+++ Data records
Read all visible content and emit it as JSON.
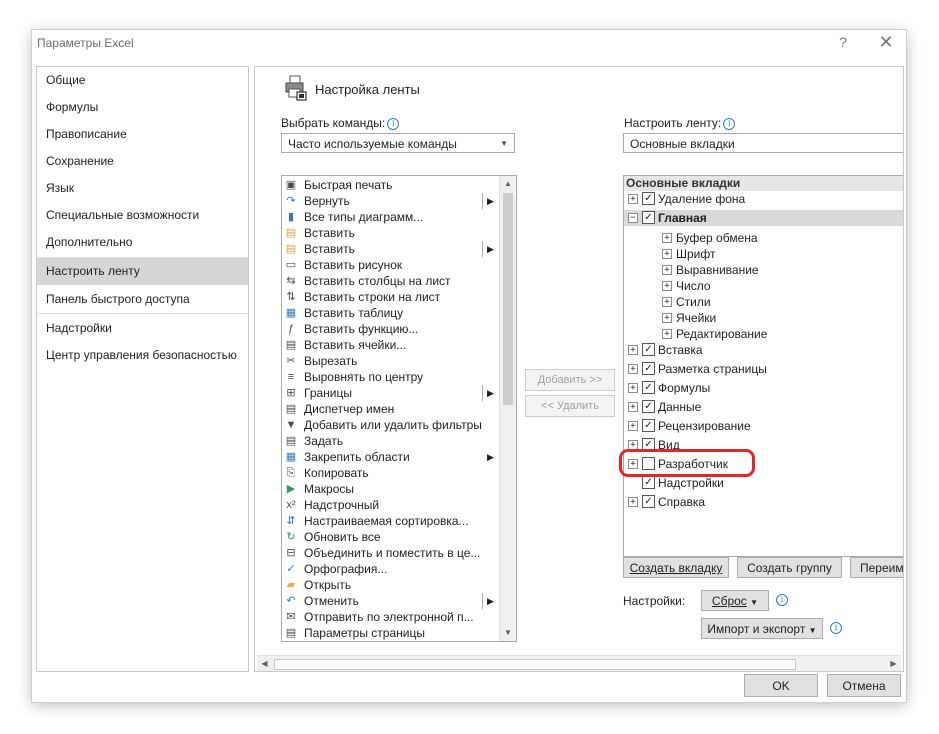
{
  "window": {
    "title": "Параметры Excel",
    "help": "?",
    "close": "✕"
  },
  "nav": {
    "items": [
      "Общие",
      "Формулы",
      "Правописание",
      "Сохранение",
      "Язык",
      "Специальные возможности",
      "Дополнительно",
      "Настроить ленту",
      "Панель быстрого доступа",
      "Надстройки",
      "Центр управления безопасностью"
    ],
    "selected": "Настроить ленту"
  },
  "main": {
    "heading": "Настройка ленты",
    "choose_label": "Выбрать команды:",
    "choose_value": "Часто используемые команды",
    "customize_label": "Настроить ленту:",
    "customize_value": "Основные вкладки",
    "commands": [
      "Быстрая печать",
      "Вернуть",
      "Все типы диаграмм...",
      "Вставить",
      "Вставить",
      "Вставить рисунок",
      "Вставить столбцы на лист",
      "Вставить строки на лист",
      "Вставить таблицу",
      "Вставить функцию...",
      "Вставить ячейки...",
      "Вырезать",
      "Выровнять по центру",
      "Границы",
      "Диспетчер имен",
      "Добавить или удалить фильтры",
      "Задать",
      "Закрепить области",
      "Копировать",
      "Макросы",
      "Надстрочный",
      "Настраиваемая сортировка...",
      "Обновить все",
      "Объединить и поместить в це...",
      "Орфография...",
      "Открыть",
      "Отменить",
      "Отправить по электронной п...",
      "Параметры страницы"
    ],
    "add_button": "Добавить >>",
    "remove_button": "<< Удалить",
    "tree": {
      "header": "Основные вкладки",
      "rows": [
        {
          "label": "Удаление фона",
          "checked": true,
          "expand": "+"
        },
        {
          "label": "Главная",
          "checked": true,
          "expand": "−"
        },
        {
          "label": "Буфер обмена",
          "expand": "+"
        },
        {
          "label": "Шрифт",
          "expand": "+"
        },
        {
          "label": "Выравнивание",
          "expand": "+"
        },
        {
          "label": "Число",
          "expand": "+"
        },
        {
          "label": "Стили",
          "expand": "+"
        },
        {
          "label": "Ячейки",
          "expand": "+"
        },
        {
          "label": "Редактирование",
          "expand": "+"
        },
        {
          "label": "Вставка",
          "checked": true,
          "expand": "+"
        },
        {
          "label": "Разметка страницы",
          "checked": true,
          "expand": "+"
        },
        {
          "label": "Формулы",
          "checked": true,
          "expand": "+"
        },
        {
          "label": "Данные",
          "checked": true,
          "expand": "+"
        },
        {
          "label": "Рецензирование",
          "checked": true,
          "expand": "+"
        },
        {
          "label": "Вид",
          "checked": true,
          "expand": "+"
        },
        {
          "label": "Разработчик",
          "checked": false,
          "expand": "+"
        },
        {
          "label": "Надстройки",
          "checked": true,
          "expand": ""
        },
        {
          "label": "Справка",
          "checked": true,
          "expand": "+"
        }
      ]
    },
    "new_tab_button": "Создать вкладку",
    "new_group_button": "Создать группу",
    "rename_button": "Переим",
    "settings_label": "Настройки:",
    "reset_button": "Сброс",
    "import_export_button": "Импорт и экспорт"
  },
  "footer": {
    "ok": "OK",
    "cancel": "Отмена"
  },
  "colors": {
    "highlight": "#e5242b",
    "selected_nav": "#d6d6d6",
    "info_icon": "#2f78c7"
  }
}
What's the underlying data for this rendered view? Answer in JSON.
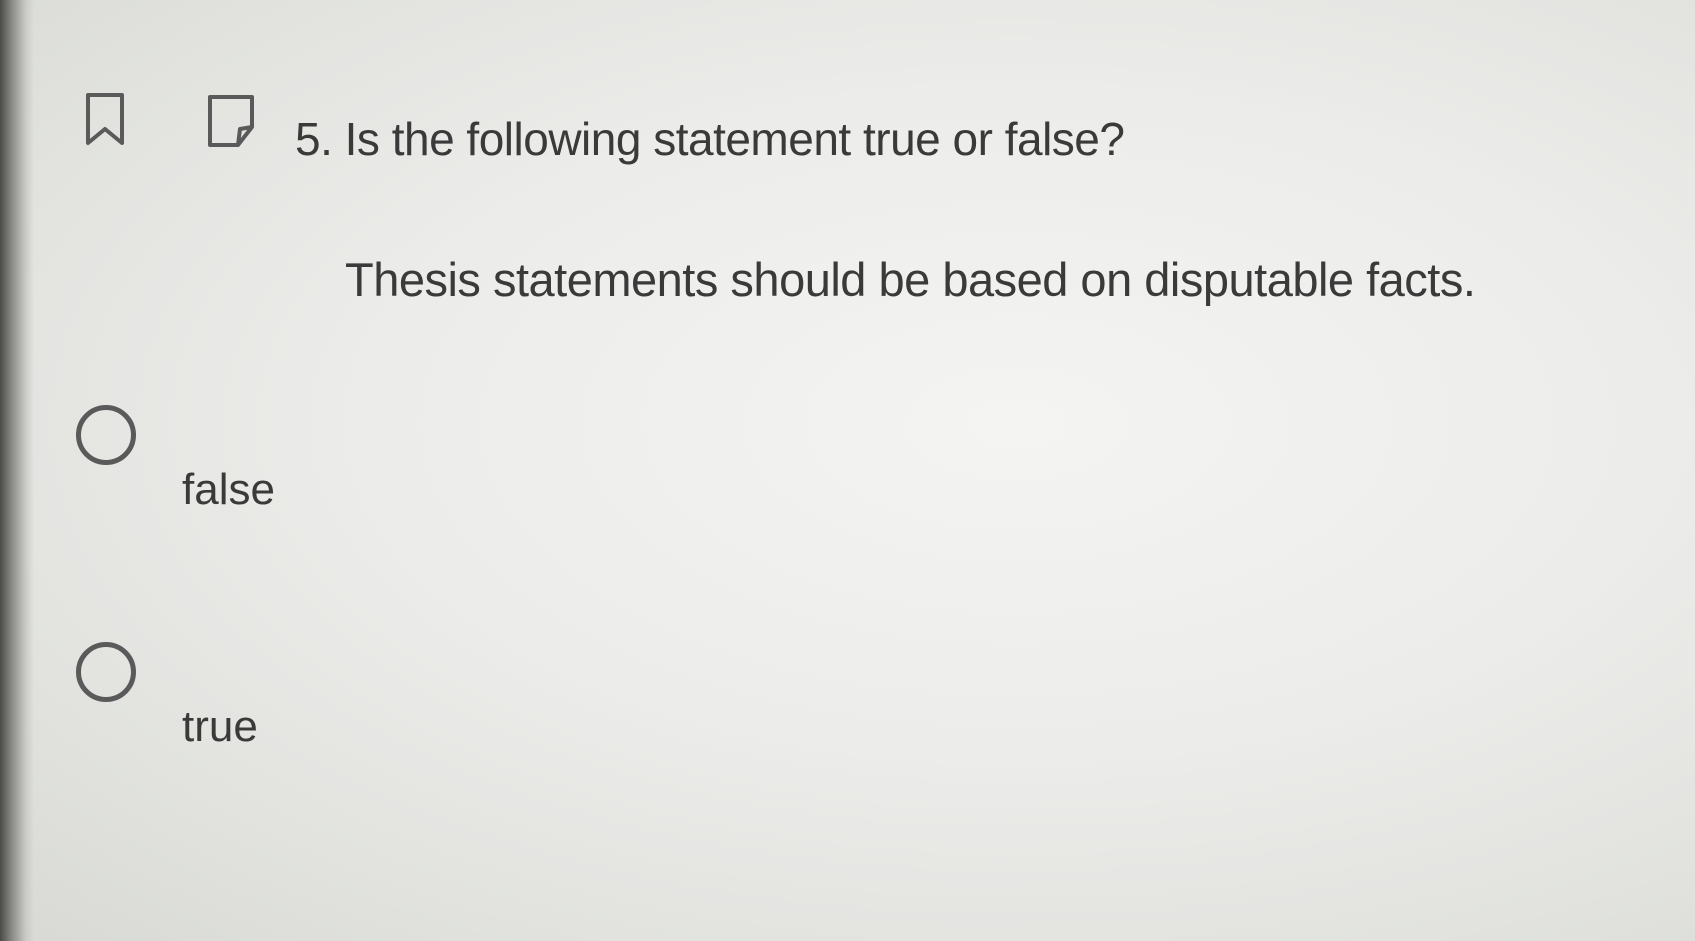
{
  "question": {
    "title": "5. Is the following statement true or false?",
    "statement": "Thesis statements should be based on disputable facts."
  },
  "toolbar": {
    "bookmark_icon": "bookmark-icon",
    "flag_icon": "flag-icon"
  },
  "options": [
    {
      "label": "false",
      "selected": false
    },
    {
      "label": "true",
      "selected": false
    }
  ],
  "colors": {
    "text": "#3a3a3a",
    "radio_border": "#5a5a5a",
    "background": "#ececea"
  }
}
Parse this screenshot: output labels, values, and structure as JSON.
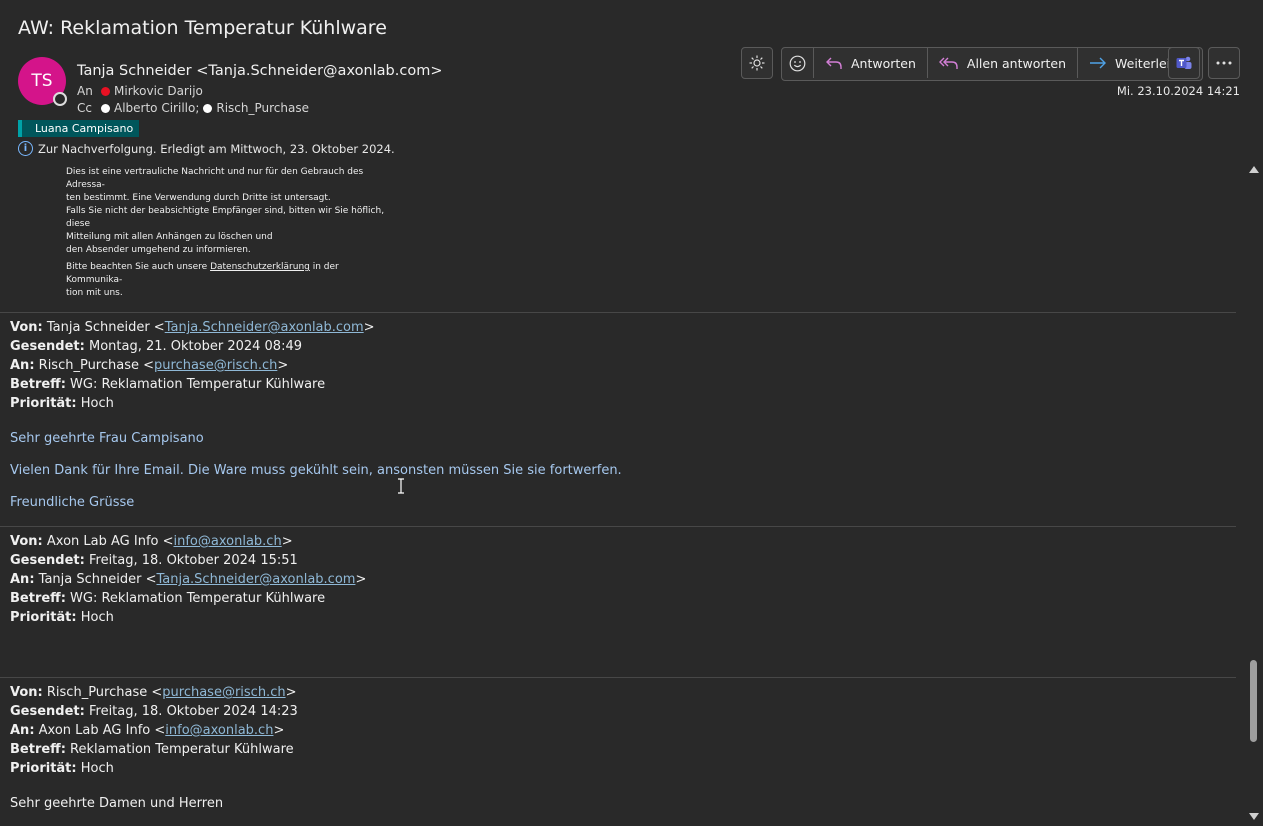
{
  "subject": "AW: Reklamation Temperatur Kühlware",
  "sender": {
    "initials": "TS",
    "display": "Tanja Schneider <Tanja.Schneider@axonlab.com>",
    "avatar_color": "#d4148a"
  },
  "recipients": {
    "to_label": "An",
    "to": "Mirkovic Darijo",
    "cc_label": "Cc",
    "cc": [
      "Alberto Cirillo;",
      "Risch_Purchase"
    ]
  },
  "category_tag": "Luana Campisano",
  "follow_up": "Zur Nachverfolgung.  Erledigt am Mittwoch, 23. Oktober 2024.",
  "disclaimer": {
    "lines": [
      "Dies ist eine vertrauliche Nachricht und nur für den Gebrauch des Adressa-",
      "ten bestimmt. Eine Verwendung durch Dritte ist untersagt.",
      "Falls Sie nicht der beabsichtigte Empfänger sind, bitten wir Sie höflich, diese",
      "Mitteilung mit allen Anhängen zu löschen und",
      "den Absender umgehend zu informieren."
    ],
    "privacy_prefix": "Bitte beachten Sie auch unsere ",
    "privacy_link": "Datenschutzerklärung",
    "privacy_suffix": " in der Kommunika-",
    "privacy_line2": "tion mit uns."
  },
  "toolbar": {
    "brightness_icon": "sun-icon",
    "emoji_icon": "smiley-icon",
    "reply": "Antworten",
    "reply_all": "Allen antworten",
    "forward": "Weiterleiten",
    "teams_icon": "teams-icon",
    "more_icon": "more-icon"
  },
  "datetime": "Mi. 23.10.2024 14:21",
  "labels": {
    "from": "Von:",
    "sent": "Gesendet:",
    "to": "An:",
    "subject": "Betreff:",
    "priority": "Priorität:"
  },
  "thread": [
    {
      "from_name": "Tanja Schneider <",
      "from_email": "Tanja.Schneider@axonlab.com",
      "sent": "Montag, 21. Oktober 2024 08:49",
      "to_name": "Risch_Purchase <",
      "to_email": "purchase@risch.ch",
      "subject": "WG: Reklamation Temperatur Kühlware",
      "priority": "Hoch",
      "body": [
        "Sehr geehrte Frau Campisano",
        "Vielen Dank für Ihre Email. Die Ware muss gekühlt sein, ansonsten müssen Sie sie fortwerfen.",
        "Freundliche Grüsse"
      ]
    },
    {
      "from_name": "Axon Lab AG Info <",
      "from_email": "info@axonlab.ch",
      "sent": "Freitag, 18. Oktober 2024 15:51",
      "to_name": "Tanja Schneider <",
      "to_email": "Tanja.Schneider@axonlab.com",
      "subject": "WG: Reklamation Temperatur Kühlware",
      "priority": "Hoch"
    },
    {
      "from_name": "Risch_Purchase <",
      "from_email": "purchase@risch.ch",
      "sent": "Freitag, 18. Oktober 2024 14:23",
      "to_name": "Axon Lab AG Info <",
      "to_email": "info@axonlab.ch",
      "subject": "Reklamation Temperatur Kühlware",
      "priority": "Hoch",
      "body": [
        "Sehr geehrte Damen und Herren"
      ]
    }
  ]
}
++++++
§ **Problem**:
From the material above, copy everything exactly but the pictures.

§ **Exercise solution**:
Read all visible content and emit it as JSON.
{
  "window": {
    "title": "Параметры Excel",
    "help": "?",
    "close": "✕"
  },
  "nav": {
    "items": [
      "Общие",
      "Формулы",
      "Правописание",
      "Сохранение",
      "Язык",
      "Специальные возможности",
      "Дополнительно",
      "Настроить ленту",
      "Панель быстрого доступа",
      "Надстройки",
      "Центр управления безопасностью"
    ],
    "selected": "Настроить ленту"
  },
  "main": {
    "heading": "Настройка ленты",
    "choose_label": "Выбрать команды:",
    "choose_value": "Часто используемые команды",
    "customize_label": "Настроить ленту:",
    "customize_value": "Основные вкладки",
    "commands": [
      "Быстрая печать",
      "Вернуть",
      "Все типы диаграмм...",
      "Вставить",
      "Вставить",
      "Вставить рисунок",
      "Вставить столбцы на лист",
      "Вставить строки на лист",
      "Вставить таблицу",
      "Вставить функцию...",
      "Вставить ячейки...",
      "Вырезать",
      "Выровнять по центру",
      "Границы",
      "Диспетчер имен",
      "Добавить или удалить фильтры",
      "Задать",
      "Закрепить области",
      "Копировать",
      "Макросы",
      "Надстрочный",
      "Настраиваемая сортировка...",
      "Обновить все",
      "Объединить и поместить в це...",
      "Орфография...",
      "Открыть",
      "Отменить",
      "Отправить по электронной п...",
      "Параметры страницы"
    ],
    "add_button": "Добавить >>",
    "remove_button": "<< Удалить",
    "tree": {
      "header": "Основные вкладки",
      "rows": [
        {
          "label": "Удаление фона",
          "checked": true,
          "expand": "+"
        },
        {
          "label": "Главная",
          "checked": true,
          "expand": "−"
        },
        {
          "label": "Буфер обмена",
          "expand": "+"
        },
        {
          "label": "Шрифт",
          "expand": "+"
        },
        {
          "label": "Выравнивание",
          "expand": "+"
        },
        {
          "label": "Число",
          "expand": "+"
        },
        {
          "label": "Стили",
          "expand": "+"
        },
        {
          "label": "Ячейки",
          "expand": "+"
        },
        {
          "label": "Редактирование",
          "expand": "+"
        },
        {
          "label": "Вставка",
          "checked": true,
          "expand": "+"
        },
        {
          "label": "Разметка страницы",
          "checked": true,
          "expand": "+"
        },
        {
          "label": "Формулы",
          "checked": true,
          "expand": "+"
        },
        {
          "label": "Данные",
          "checked": true,
          "expand": "+"
        },
        {
          "label": "Рецензирование",
          "checked": true,
          "expand": "+"
        },
        {
          "label": "Вид",
          "checked": true,
          "expand": "+"
        },
        {
          "label": "Разработчик",
          "checked": false,
          "expand": "+"
        },
        {
          "label": "Надстройки",
          "checked": true,
          "expand": ""
        },
        {
          "label": "Справка",
          "checked": true,
          "expand": "+"
        }
      ]
    },
    "new_tab_button": "Создать вкладку",
    "new_group_button": "Создать группу",
    "rename_button": "Переим",
    "settings_label": "Настройки:",
    "reset_button": "Сброс",
    "import_export_button": "Импорт и экспорт"
  },
  "footer": {
    "ok": "OK",
    "cancel": "Отмена"
  },
  "colors": {
    "highlight": "#e5242b",
    "selected_nav": "#d6d6d6",
    "info_icon": "#2f78c7"
  }
}
What's the underlying data for this rendered view? Answer in JSON.
{
  "question": {
    "title": "5. Is the following statement true or false?",
    "statement": "Thesis statements should be based on disputable facts."
  },
  "toolbar": {
    "bookmark_icon": "bookmark-icon",
    "flag_icon": "flag-icon"
  },
  "options": [
    {
      "label": "false",
      "selected": false
    },
    {
      "label": "true",
      "selected": false
    }
  ],
  "colors": {
    "text": "#3a3a3a",
    "radio_border": "#5a5a5a",
    "background": "#ececea"
  }
}
Parse this screenshot: output labels, values, and structure as JSON.
{
  "subject": "AW: Reklamation Temperatur Kühlware",
  "sender": {
    "initials": "TS",
    "display": "Tanja Schneider <Tanja.Schneider@axonlab.com>",
    "avatar_color": "#d4148a"
  },
  "recipients": {
    "to_label": "An",
    "to": "Mirkovic Darijo",
    "cc_label": "Cc",
    "cc": [
      "Alberto Cirillo;",
      "Risch_Purchase"
    ]
  },
  "category_tag": "Luana Campisano",
  "follow_up": "Zur Nachverfolgung.  Erledigt am Mittwoch, 23. Oktober 2024.",
  "disclaimer": {
    "lines": [
      "Dies ist eine vertrauliche Nachricht und nur für den Gebrauch des Adressa-",
      "ten bestimmt. Eine Verwendung durch Dritte ist untersagt.",
      "Falls Sie nicht der beabsichtigte Empfänger sind, bitten wir Sie höflich, diese",
      "Mitteilung mit allen Anhängen zu löschen und",
      "den Absender umgehend zu informieren."
    ],
    "privacy_prefix": "Bitte beachten Sie auch unsere ",
    "privacy_link": "Datenschutzerklärung",
    "privacy_suffix": " in der Kommunika-",
    "privacy_line2": "tion mit uns."
  },
  "toolbar": {
    "brightness_icon": "sun-icon",
    "emoji_icon": "smiley-icon",
    "reply": "Antworten",
    "reply_all": "Allen antworten",
    "forward": "Weiterleiten",
    "teams_icon": "teams-icon",
    "more_icon": "more-icon"
  },
  "datetime": "Mi. 23.10.2024 14:21",
  "labels": {
    "from": "Von:",
    "sent": "Gesendet:",
    "to": "An:",
    "subject": "Betreff:",
    "priority": "Priorität:"
  },
  "thread": [
    {
      "from_name": "Tanja Schneider <",
      "from_email": "Tanja.Schneider@axonlab.com",
      "sent": "Montag, 21. Oktober 2024 08:49",
      "to_name": "Risch_Purchase <",
      "to_email": "purchase@risch.ch",
      "subject": "WG: Reklamation Temperatur Kühlware",
      "priority": "Hoch",
      "body": [
        "Sehr geehrte Frau Campisano",
        "Vielen Dank für Ihre Email. Die Ware muss gekühlt sein, ansonsten müssen Sie sie fortwerfen.",
        "Freundliche Grüsse"
      ]
    },
    {
      "from_name": "Axon Lab AG Info <",
      "from_email": "info@axonlab.ch",
      "sent": "Freitag, 18. Oktober 2024 15:51",
      "to_name": "Tanja Schneider <",
      "to_email": "Tanja.Schneider@axonlab.com",
      "subject": "WG: Reklamation Temperatur Kühlware",
      "priority": "Hoch"
    },
    {
      "from_name": "Risch_Purchase <",
      "from_email": "purchase@risch.ch",
      "sent": "Freitag, 18. Oktober 2024 14:23",
      "to_name": "Axon Lab AG Info <",
      "to_email": "info@axonlab.ch",
      "subject": "Reklamation Temperatur Kühlware",
      "priority": "Hoch",
      "body": [
        "Sehr geehrte Damen und Herren"
      ]
    }
  ]
}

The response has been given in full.